▶ **Given instruction**:
The entries are to be returned exactly, with images left out.

========================================

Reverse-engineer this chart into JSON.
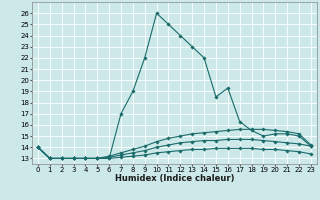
{
  "title": "",
  "xlabel": "Humidex (Indice chaleur)",
  "background_color": "#cce8e8",
  "grid_color": "#ffffff",
  "line_color": "#1a6b6b",
  "x_values": [
    0,
    1,
    2,
    3,
    4,
    5,
    6,
    7,
    8,
    9,
    10,
    11,
    12,
    13,
    14,
    15,
    16,
    17,
    18,
    19,
    20,
    21,
    22,
    23
  ],
  "series": [
    [
      14,
      13,
      13,
      13,
      13,
      13,
      13,
      17,
      19,
      22,
      26,
      25,
      24,
      23,
      22,
      18.5,
      19.3,
      16.3,
      15.5,
      15,
      15.2,
      15.2,
      15,
      14.1
    ],
    [
      14,
      13,
      13,
      13,
      13,
      13,
      13.2,
      13.5,
      13.8,
      14.1,
      14.5,
      14.8,
      15,
      15.2,
      15.3,
      15.4,
      15.5,
      15.6,
      15.6,
      15.6,
      15.5,
      15.4,
      15.2,
      14.2
    ],
    [
      14,
      13,
      13,
      13,
      13,
      13,
      13.1,
      13.3,
      13.5,
      13.7,
      14.0,
      14.2,
      14.4,
      14.5,
      14.6,
      14.6,
      14.7,
      14.7,
      14.7,
      14.6,
      14.5,
      14.4,
      14.3,
      14.1
    ],
    [
      14,
      13,
      13,
      13,
      13,
      13,
      13.0,
      13.1,
      13.2,
      13.3,
      13.5,
      13.6,
      13.7,
      13.8,
      13.8,
      13.9,
      13.9,
      13.9,
      13.9,
      13.8,
      13.8,
      13.7,
      13.6,
      13.4
    ]
  ],
  "ylim": [
    12.5,
    27
  ],
  "xlim": [
    -0.5,
    23.5
  ],
  "yticks": [
    13,
    14,
    15,
    16,
    17,
    18,
    19,
    20,
    21,
    22,
    23,
    24,
    25,
    26
  ],
  "xticks": [
    0,
    1,
    2,
    3,
    4,
    5,
    6,
    7,
    8,
    9,
    10,
    11,
    12,
    13,
    14,
    15,
    16,
    17,
    18,
    19,
    20,
    21,
    22,
    23
  ],
  "marker": "D",
  "marker_size": 1.8,
  "line_width": 0.8,
  "axis_fontsize": 6.0,
  "tick_fontsize": 5.0
}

========================================

▶ **Solution below**:
Reverse-engineer this chart into JSON.
{
  "title": "",
  "xlabel": "Humidex (Indice chaleur)",
  "background_color": "#cce8e8",
  "grid_color": "#ffffff",
  "line_color": "#1a6b6b",
  "x_values": [
    0,
    1,
    2,
    3,
    4,
    5,
    6,
    7,
    8,
    9,
    10,
    11,
    12,
    13,
    14,
    15,
    16,
    17,
    18,
    19,
    20,
    21,
    22,
    23
  ],
  "series": [
    [
      14,
      13,
      13,
      13,
      13,
      13,
      13,
      17,
      19,
      22,
      26,
      25,
      24,
      23,
      22,
      18.5,
      19.3,
      16.3,
      15.5,
      15,
      15.2,
      15.2,
      15,
      14.1
    ],
    [
      14,
      13,
      13,
      13,
      13,
      13,
      13.2,
      13.5,
      13.8,
      14.1,
      14.5,
      14.8,
      15,
      15.2,
      15.3,
      15.4,
      15.5,
      15.6,
      15.6,
      15.6,
      15.5,
      15.4,
      15.2,
      14.2
    ],
    [
      14,
      13,
      13,
      13,
      13,
      13,
      13.1,
      13.3,
      13.5,
      13.7,
      14.0,
      14.2,
      14.4,
      14.5,
      14.6,
      14.6,
      14.7,
      14.7,
      14.7,
      14.6,
      14.5,
      14.4,
      14.3,
      14.1
    ],
    [
      14,
      13,
      13,
      13,
      13,
      13,
      13.0,
      13.1,
      13.2,
      13.3,
      13.5,
      13.6,
      13.7,
      13.8,
      13.8,
      13.9,
      13.9,
      13.9,
      13.9,
      13.8,
      13.8,
      13.7,
      13.6,
      13.4
    ]
  ],
  "ylim": [
    12.5,
    27
  ],
  "xlim": [
    -0.5,
    23.5
  ],
  "yticks": [
    13,
    14,
    15,
    16,
    17,
    18,
    19,
    20,
    21,
    22,
    23,
    24,
    25,
    26
  ],
  "xticks": [
    0,
    1,
    2,
    3,
    4,
    5,
    6,
    7,
    8,
    9,
    10,
    11,
    12,
    13,
    14,
    15,
    16,
    17,
    18,
    19,
    20,
    21,
    22,
    23
  ],
  "marker": "D",
  "marker_size": 1.8,
  "line_width": 0.8,
  "axis_fontsize": 6.0,
  "tick_fontsize": 5.0
}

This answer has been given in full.